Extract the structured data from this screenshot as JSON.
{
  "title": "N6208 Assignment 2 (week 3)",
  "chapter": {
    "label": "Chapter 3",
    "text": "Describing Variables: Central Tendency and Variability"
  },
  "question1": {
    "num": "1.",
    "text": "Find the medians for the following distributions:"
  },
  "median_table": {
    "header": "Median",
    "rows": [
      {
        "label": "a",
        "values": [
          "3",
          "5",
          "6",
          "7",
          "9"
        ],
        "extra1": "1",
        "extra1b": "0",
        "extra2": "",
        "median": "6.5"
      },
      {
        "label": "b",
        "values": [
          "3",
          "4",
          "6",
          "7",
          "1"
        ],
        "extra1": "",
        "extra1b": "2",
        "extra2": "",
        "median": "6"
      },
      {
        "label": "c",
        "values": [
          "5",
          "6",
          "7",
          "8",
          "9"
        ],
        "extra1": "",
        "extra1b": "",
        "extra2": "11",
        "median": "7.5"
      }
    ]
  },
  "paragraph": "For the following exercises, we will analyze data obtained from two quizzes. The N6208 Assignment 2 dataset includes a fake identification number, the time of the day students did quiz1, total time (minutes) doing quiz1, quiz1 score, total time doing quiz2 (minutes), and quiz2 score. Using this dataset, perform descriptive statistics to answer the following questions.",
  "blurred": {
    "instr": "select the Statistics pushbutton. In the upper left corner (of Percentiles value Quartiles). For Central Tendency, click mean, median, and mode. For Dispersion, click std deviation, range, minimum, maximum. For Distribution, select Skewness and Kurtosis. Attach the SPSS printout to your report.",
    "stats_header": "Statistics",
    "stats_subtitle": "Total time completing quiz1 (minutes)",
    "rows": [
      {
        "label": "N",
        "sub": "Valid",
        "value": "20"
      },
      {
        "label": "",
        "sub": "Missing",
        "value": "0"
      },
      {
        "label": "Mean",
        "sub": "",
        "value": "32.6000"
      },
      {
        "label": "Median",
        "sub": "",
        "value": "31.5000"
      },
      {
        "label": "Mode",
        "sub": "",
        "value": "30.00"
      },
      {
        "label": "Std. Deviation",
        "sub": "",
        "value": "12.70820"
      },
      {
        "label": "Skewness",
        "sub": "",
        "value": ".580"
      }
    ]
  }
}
------------------------------------------------
■ **Problem details**
Copy all lines of the material above where the string "Assignment" occurs.

■ **Response for this exercise**
  "title": "N6208 Assignment 2 (week 3)",
  "paragraph": "For the following exercises, we will analyze data obtained from two quizzes. The N6208 Assignment 2 dataset includes a fake identification number, the time of the day students did quiz1, total time (minutes) doing quiz1, quiz1 score, total time doing quiz2 (minutes), and quiz2 score. Using this dataset, perform descriptive statistics to answer the following questions.",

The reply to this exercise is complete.